*WORK INSTRUCTIONS*:
Set out every line of the items below as a numbered list, leaving out any blank lines.

Layout element annotations:

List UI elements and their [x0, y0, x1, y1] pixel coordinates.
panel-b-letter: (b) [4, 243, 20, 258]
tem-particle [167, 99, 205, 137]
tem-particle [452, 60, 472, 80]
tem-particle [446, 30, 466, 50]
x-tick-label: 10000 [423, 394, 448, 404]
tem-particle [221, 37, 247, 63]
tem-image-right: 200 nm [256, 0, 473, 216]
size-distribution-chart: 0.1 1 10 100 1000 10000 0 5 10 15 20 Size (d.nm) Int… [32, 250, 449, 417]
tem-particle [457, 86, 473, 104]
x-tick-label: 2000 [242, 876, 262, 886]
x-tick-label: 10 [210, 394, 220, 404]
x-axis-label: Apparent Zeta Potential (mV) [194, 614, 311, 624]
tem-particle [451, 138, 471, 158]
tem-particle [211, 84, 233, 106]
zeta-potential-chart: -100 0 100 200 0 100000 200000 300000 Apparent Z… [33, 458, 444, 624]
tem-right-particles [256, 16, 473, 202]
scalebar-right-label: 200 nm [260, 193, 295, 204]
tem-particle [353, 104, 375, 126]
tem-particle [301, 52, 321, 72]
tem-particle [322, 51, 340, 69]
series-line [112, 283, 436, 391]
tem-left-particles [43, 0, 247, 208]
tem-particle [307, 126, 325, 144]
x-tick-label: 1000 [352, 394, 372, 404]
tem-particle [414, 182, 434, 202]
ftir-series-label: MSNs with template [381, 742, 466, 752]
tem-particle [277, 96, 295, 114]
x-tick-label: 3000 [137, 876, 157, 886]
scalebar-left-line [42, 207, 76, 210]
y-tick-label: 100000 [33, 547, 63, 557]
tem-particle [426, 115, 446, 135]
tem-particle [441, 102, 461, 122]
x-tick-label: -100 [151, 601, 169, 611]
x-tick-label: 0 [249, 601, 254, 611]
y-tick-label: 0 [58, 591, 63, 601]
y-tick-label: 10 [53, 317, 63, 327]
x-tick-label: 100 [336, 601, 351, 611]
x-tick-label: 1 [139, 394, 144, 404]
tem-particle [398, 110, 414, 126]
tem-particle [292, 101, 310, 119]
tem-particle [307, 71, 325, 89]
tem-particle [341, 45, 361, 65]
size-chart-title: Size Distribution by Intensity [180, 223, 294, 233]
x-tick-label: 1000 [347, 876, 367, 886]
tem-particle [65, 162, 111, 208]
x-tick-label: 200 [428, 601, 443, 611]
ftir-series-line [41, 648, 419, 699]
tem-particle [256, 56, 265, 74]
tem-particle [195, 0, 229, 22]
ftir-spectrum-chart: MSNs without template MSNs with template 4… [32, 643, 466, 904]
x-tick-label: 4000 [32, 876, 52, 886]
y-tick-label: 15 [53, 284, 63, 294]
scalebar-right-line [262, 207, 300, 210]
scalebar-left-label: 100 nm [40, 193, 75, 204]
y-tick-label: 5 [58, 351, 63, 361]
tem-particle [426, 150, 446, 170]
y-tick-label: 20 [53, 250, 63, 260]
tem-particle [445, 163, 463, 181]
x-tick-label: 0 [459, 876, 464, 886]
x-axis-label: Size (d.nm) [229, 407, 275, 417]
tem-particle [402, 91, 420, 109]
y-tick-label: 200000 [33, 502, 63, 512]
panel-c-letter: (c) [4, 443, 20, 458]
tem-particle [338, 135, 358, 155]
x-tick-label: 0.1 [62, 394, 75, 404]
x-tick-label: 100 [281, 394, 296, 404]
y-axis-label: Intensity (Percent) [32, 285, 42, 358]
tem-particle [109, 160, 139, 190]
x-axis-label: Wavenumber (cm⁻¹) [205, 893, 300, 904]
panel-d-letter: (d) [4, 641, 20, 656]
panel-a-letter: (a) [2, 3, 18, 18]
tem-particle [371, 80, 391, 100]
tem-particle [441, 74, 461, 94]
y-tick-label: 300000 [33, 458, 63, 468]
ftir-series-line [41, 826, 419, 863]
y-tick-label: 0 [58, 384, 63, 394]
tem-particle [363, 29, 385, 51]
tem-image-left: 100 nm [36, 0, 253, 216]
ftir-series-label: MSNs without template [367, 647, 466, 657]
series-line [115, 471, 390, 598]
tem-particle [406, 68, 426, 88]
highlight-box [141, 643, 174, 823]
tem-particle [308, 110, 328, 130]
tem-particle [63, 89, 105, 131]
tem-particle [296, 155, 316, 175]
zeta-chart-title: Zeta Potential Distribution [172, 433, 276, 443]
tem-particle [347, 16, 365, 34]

*ANSWER*:
1. List UI elements and their [x0, y0, x1, y1] pixel coordinates.
2. panel-b-letter: (b) [4, 243, 20, 258]
3. tem-particle [167, 99, 205, 137]
4. tem-particle [452, 60, 472, 80]
5. tem-particle [446, 30, 466, 50]
6. x-tick-label: 10000 [423, 394, 448, 404]
7. tem-particle [221, 37, 247, 63]
8. tem-image-right: 200 nm [256, 0, 473, 216]
9. size-distribution-chart: 0.1 1 10 100 1000 10000 0 5 10 15 20 Size (d.nm) Int… [32, 250, 449, 417]
10. tem-particle [457, 86, 473, 104]
11. x-tick-label: 2000 [242, 876, 262, 886]
12. x-tick-label: 10 [210, 394, 220, 404]
13. x-axis-label: Apparent Zeta Potential (mV) [194, 614, 311, 624]
14. tem-particle [451, 138, 471, 158]
15. tem-particle [211, 84, 233, 106]
16. zeta-potential-chart: -100 0 100 200 0 100000 200000 300000 Apparent Z… [33, 458, 444, 624]
17. tem-right-particles [256, 16, 473, 202]
18. scalebar-right-label: 200 nm [260, 193, 295, 204]
19. tem-particle [353, 104, 375, 126]
20. tem-particle [301, 52, 321, 72]
21. tem-particle [322, 51, 340, 69]
22. series-line [112, 283, 436, 391]
23. tem-left-particles [43, 0, 247, 208]
24. tem-particle [307, 126, 325, 144]
25. x-tick-label: 1000 [352, 394, 372, 404]
26. tem-particle [414, 182, 434, 202]
27. ftir-series-label: MSNs with template [381, 742, 466, 752]
28. tem-particle [277, 96, 295, 114]
29. x-tick-label: 3000 [137, 876, 157, 886]
30. scalebar-left-line [42, 207, 76, 210]
31. y-tick-label: 100000 [33, 547, 63, 557]
32. tem-particle [426, 115, 446, 135]
33. tem-particle [441, 102, 461, 122]
34. x-tick-label: -100 [151, 601, 169, 611]
35. x-tick-label: 0 [249, 601, 254, 611]
36. y-tick-label: 0 [58, 591, 63, 601]
37. y-tick-label: 10 [53, 317, 63, 327]
38. x-tick-label: 100 [336, 601, 351, 611]
39. x-tick-label: 1 [139, 394, 144, 404]
40. tem-particle [398, 110, 414, 126]
41. tem-particle [292, 101, 310, 119]
42. tem-particle [307, 71, 325, 89]
43. tem-particle [341, 45, 361, 65]
44. size-chart-title: Size Distribution by Intensity [180, 223, 294, 233]
45. x-tick-label: 1000 [347, 876, 367, 886]
46. tem-particle [65, 162, 111, 208]
47. x-tick-label: 200 [428, 601, 443, 611]
48. ftir-series-line [41, 648, 419, 699]
49. tem-particle [256, 56, 265, 74]
50. tem-particle [195, 0, 229, 22]
51. ftir-spectrum-chart: MSNs without template MSNs with template 4… [32, 643, 466, 904]
52. x-tick-label: 4000 [32, 876, 52, 886]
53. y-tick-label: 15 [53, 284, 63, 294]
54. scalebar-right-line [262, 207, 300, 210]
55. scalebar-left-label: 100 nm [40, 193, 75, 204]
56. y-tick-label: 5 [58, 351, 63, 361]
57. tem-particle [426, 150, 446, 170]
58. y-tick-label: 20 [53, 250, 63, 260]
59. tem-particle [445, 163, 463, 181]
60. x-tick-label: 0 [459, 876, 464, 886]
61. x-axis-label: Size (d.nm) [229, 407, 275, 417]
62. tem-particle [402, 91, 420, 109]
63. y-tick-label: 200000 [33, 502, 63, 512]
64. panel-c-letter: (c) [4, 443, 20, 458]
65. tem-particle [338, 135, 358, 155]
66. x-tick-label: 0.1 [62, 394, 75, 404]
67. x-tick-label: 100 [281, 394, 296, 404]
68. y-axis-label: Intensity (Percent) [32, 285, 42, 358]
69. tem-particle [109, 160, 139, 190]
70. x-axis-label: Wavenumber (cm⁻¹) [205, 893, 300, 904]
71. panel-d-letter: (d) [4, 641, 20, 656]
72. panel-a-letter: (a) [2, 3, 18, 18]
73. tem-particle [371, 80, 391, 100]
74. tem-particle [441, 74, 461, 94]
75. y-tick-label: 300000 [33, 458, 63, 468]
76. ftir-series-line [41, 826, 419, 863]
77. y-tick-label: 0 [58, 384, 63, 394]
78. tem-particle [363, 29, 385, 51]
79. tem-image-left: 100 nm [36, 0, 253, 216]
80. ftir-series-label: MSNs without template [367, 647, 466, 657]
81. series-line [115, 471, 390, 598]
82. tem-particle [406, 68, 426, 88]
83. highlight-box [141, 643, 174, 823]
84. tem-particle [308, 110, 328, 130]
85. tem-particle [63, 89, 105, 131]
86. tem-particle [296, 155, 316, 175]
87. zeta-chart-title: Zeta Potential Distribution [172, 433, 276, 443]
88. tem-particle [347, 16, 365, 34]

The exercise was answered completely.